Dataset rows about figures
---
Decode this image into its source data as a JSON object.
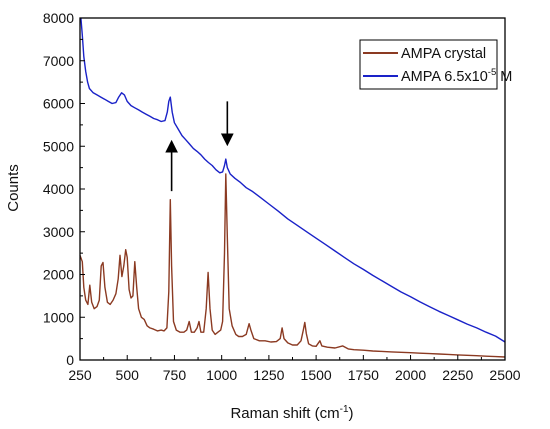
{
  "chart_data": {
    "type": "line",
    "title": "",
    "xlabel": {
      "base": "Raman shift (cm",
      "sup": "-1",
      "tail": ")"
    },
    "ylabel": "Counts",
    "xlim": [
      250,
      2500
    ],
    "ylim": [
      0,
      8000
    ],
    "x_ticks": [
      250,
      500,
      750,
      1000,
      1250,
      1500,
      1750,
      2000,
      2250,
      2500
    ],
    "y_ticks": [
      0,
      1000,
      2000,
      3000,
      4000,
      5000,
      6000,
      7000,
      8000
    ],
    "grid": false,
    "legend_position": "top-right",
    "legend": [
      {
        "series": "crystal",
        "text": "AMPA crystal"
      },
      {
        "series": "solution",
        "text_before": "AMPA 6.5x10",
        "sup": "-5",
        "text_after": " M"
      }
    ],
    "series": [
      {
        "name": "AMPA crystal",
        "key": "crystal",
        "color": "#8b3a22",
        "points": [
          [
            250,
            2450
          ],
          [
            262,
            2300
          ],
          [
            270,
            1700
          ],
          [
            280,
            1400
          ],
          [
            292,
            1300
          ],
          [
            302,
            1750
          ],
          [
            312,
            1350
          ],
          [
            325,
            1200
          ],
          [
            340,
            1250
          ],
          [
            352,
            1400
          ],
          [
            362,
            2200
          ],
          [
            372,
            2280
          ],
          [
            382,
            1700
          ],
          [
            395,
            1350
          ],
          [
            410,
            1300
          ],
          [
            425,
            1400
          ],
          [
            440,
            1550
          ],
          [
            452,
            1900
          ],
          [
            462,
            2450
          ],
          [
            472,
            1950
          ],
          [
            482,
            2200
          ],
          [
            492,
            2580
          ],
          [
            500,
            2400
          ],
          [
            510,
            1650
          ],
          [
            520,
            1450
          ],
          [
            530,
            1500
          ],
          [
            540,
            2300
          ],
          [
            550,
            1700
          ],
          [
            560,
            1200
          ],
          [
            575,
            1000
          ],
          [
            590,
            950
          ],
          [
            605,
            800
          ],
          [
            620,
            750
          ],
          [
            640,
            720
          ],
          [
            660,
            680
          ],
          [
            680,
            700
          ],
          [
            695,
            680
          ],
          [
            710,
            750
          ],
          [
            720,
            1600
          ],
          [
            728,
            3750
          ],
          [
            735,
            2200
          ],
          [
            745,
            900
          ],
          [
            760,
            700
          ],
          [
            780,
            650
          ],
          [
            800,
            650
          ],
          [
            815,
            700
          ],
          [
            828,
            900
          ],
          [
            840,
            650
          ],
          [
            855,
            650
          ],
          [
            870,
            750
          ],
          [
            880,
            900
          ],
          [
            890,
            650
          ],
          [
            905,
            650
          ],
          [
            918,
            1200
          ],
          [
            928,
            2050
          ],
          [
            938,
            1200
          ],
          [
            950,
            700
          ],
          [
            965,
            600
          ],
          [
            980,
            650
          ],
          [
            995,
            700
          ],
          [
            1005,
            900
          ],
          [
            1015,
            2500
          ],
          [
            1022,
            4350
          ],
          [
            1030,
            2900
          ],
          [
            1040,
            1200
          ],
          [
            1055,
            800
          ],
          [
            1075,
            600
          ],
          [
            1090,
            550
          ],
          [
            1110,
            550
          ],
          [
            1130,
            600
          ],
          [
            1145,
            850
          ],
          [
            1155,
            700
          ],
          [
            1170,
            500
          ],
          [
            1200,
            450
          ],
          [
            1230,
            450
          ],
          [
            1260,
            420
          ],
          [
            1290,
            430
          ],
          [
            1310,
            500
          ],
          [
            1320,
            750
          ],
          [
            1330,
            500
          ],
          [
            1350,
            400
          ],
          [
            1375,
            350
          ],
          [
            1400,
            350
          ],
          [
            1420,
            450
          ],
          [
            1432,
            700
          ],
          [
            1440,
            880
          ],
          [
            1448,
            620
          ],
          [
            1460,
            380
          ],
          [
            1480,
            330
          ],
          [
            1500,
            320
          ],
          [
            1520,
            450
          ],
          [
            1530,
            330
          ],
          [
            1560,
            300
          ],
          [
            1600,
            280
          ],
          [
            1640,
            330
          ],
          [
            1670,
            260
          ],
          [
            1700,
            240
          ],
          [
            1750,
            230
          ],
          [
            1800,
            210
          ],
          [
            1850,
            200
          ],
          [
            1900,
            190
          ],
          [
            1950,
            180
          ],
          [
            2000,
            170
          ],
          [
            2050,
            160
          ],
          [
            2100,
            150
          ],
          [
            2150,
            140
          ],
          [
            2200,
            130
          ],
          [
            2250,
            120
          ],
          [
            2300,
            110
          ],
          [
            2350,
            100
          ],
          [
            2400,
            90
          ],
          [
            2450,
            80
          ],
          [
            2500,
            70
          ]
        ]
      },
      {
        "name": "AMPA 6.5x10-5 M",
        "key": "solution",
        "color": "#1a22c8",
        "points": [
          [
            255,
            8000
          ],
          [
            262,
            7600
          ],
          [
            270,
            7100
          ],
          [
            280,
            6750
          ],
          [
            290,
            6500
          ],
          [
            300,
            6350
          ],
          [
            320,
            6250
          ],
          [
            340,
            6200
          ],
          [
            360,
            6150
          ],
          [
            380,
            6100
          ],
          [
            400,
            6050
          ],
          [
            420,
            6000
          ],
          [
            440,
            6020
          ],
          [
            455,
            6150
          ],
          [
            470,
            6250
          ],
          [
            485,
            6200
          ],
          [
            500,
            6050
          ],
          [
            520,
            5950
          ],
          [
            540,
            5900
          ],
          [
            560,
            5850
          ],
          [
            580,
            5800
          ],
          [
            600,
            5750
          ],
          [
            620,
            5700
          ],
          [
            640,
            5650
          ],
          [
            660,
            5620
          ],
          [
            680,
            5580
          ],
          [
            700,
            5600
          ],
          [
            712,
            5800
          ],
          [
            720,
            6050
          ],
          [
            728,
            6150
          ],
          [
            738,
            5800
          ],
          [
            750,
            5550
          ],
          [
            770,
            5400
          ],
          [
            790,
            5250
          ],
          [
            810,
            5150
          ],
          [
            830,
            5050
          ],
          [
            850,
            4950
          ],
          [
            870,
            4880
          ],
          [
            890,
            4800
          ],
          [
            910,
            4700
          ],
          [
            930,
            4620
          ],
          [
            950,
            4550
          ],
          [
            970,
            4450
          ],
          [
            990,
            4380
          ],
          [
            1005,
            4400
          ],
          [
            1015,
            4550
          ],
          [
            1022,
            4700
          ],
          [
            1030,
            4500
          ],
          [
            1045,
            4350
          ],
          [
            1070,
            4250
          ],
          [
            1100,
            4150
          ],
          [
            1130,
            4030
          ],
          [
            1160,
            3950
          ],
          [
            1200,
            3820
          ],
          [
            1250,
            3650
          ],
          [
            1300,
            3480
          ],
          [
            1350,
            3300
          ],
          [
            1400,
            3150
          ],
          [
            1450,
            3000
          ],
          [
            1500,
            2850
          ],
          [
            1550,
            2700
          ],
          [
            1600,
            2550
          ],
          [
            1650,
            2400
          ],
          [
            1700,
            2250
          ],
          [
            1750,
            2120
          ],
          [
            1800,
            1980
          ],
          [
            1850,
            1850
          ],
          [
            1900,
            1720
          ],
          [
            1950,
            1590
          ],
          [
            2000,
            1480
          ],
          [
            2050,
            1360
          ],
          [
            2100,
            1250
          ],
          [
            2150,
            1140
          ],
          [
            2200,
            1040
          ],
          [
            2250,
            940
          ],
          [
            2300,
            840
          ],
          [
            2350,
            750
          ],
          [
            2400,
            650
          ],
          [
            2450,
            560
          ],
          [
            2500,
            420
          ]
        ]
      }
    ],
    "annotations": [
      {
        "type": "arrow",
        "direction": "up",
        "x": 735,
        "y_from": 3950,
        "y_to": 5000
      },
      {
        "type": "arrow",
        "direction": "down",
        "x": 1030,
        "y_from": 6050,
        "y_to": 5150
      }
    ]
  }
}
---
### SET PROBLEM
Copy all lines above containing the string "name".

### OUTPUT
        "name": "AMPA crystal",
        "name": "AMPA 6.5x10-5 M",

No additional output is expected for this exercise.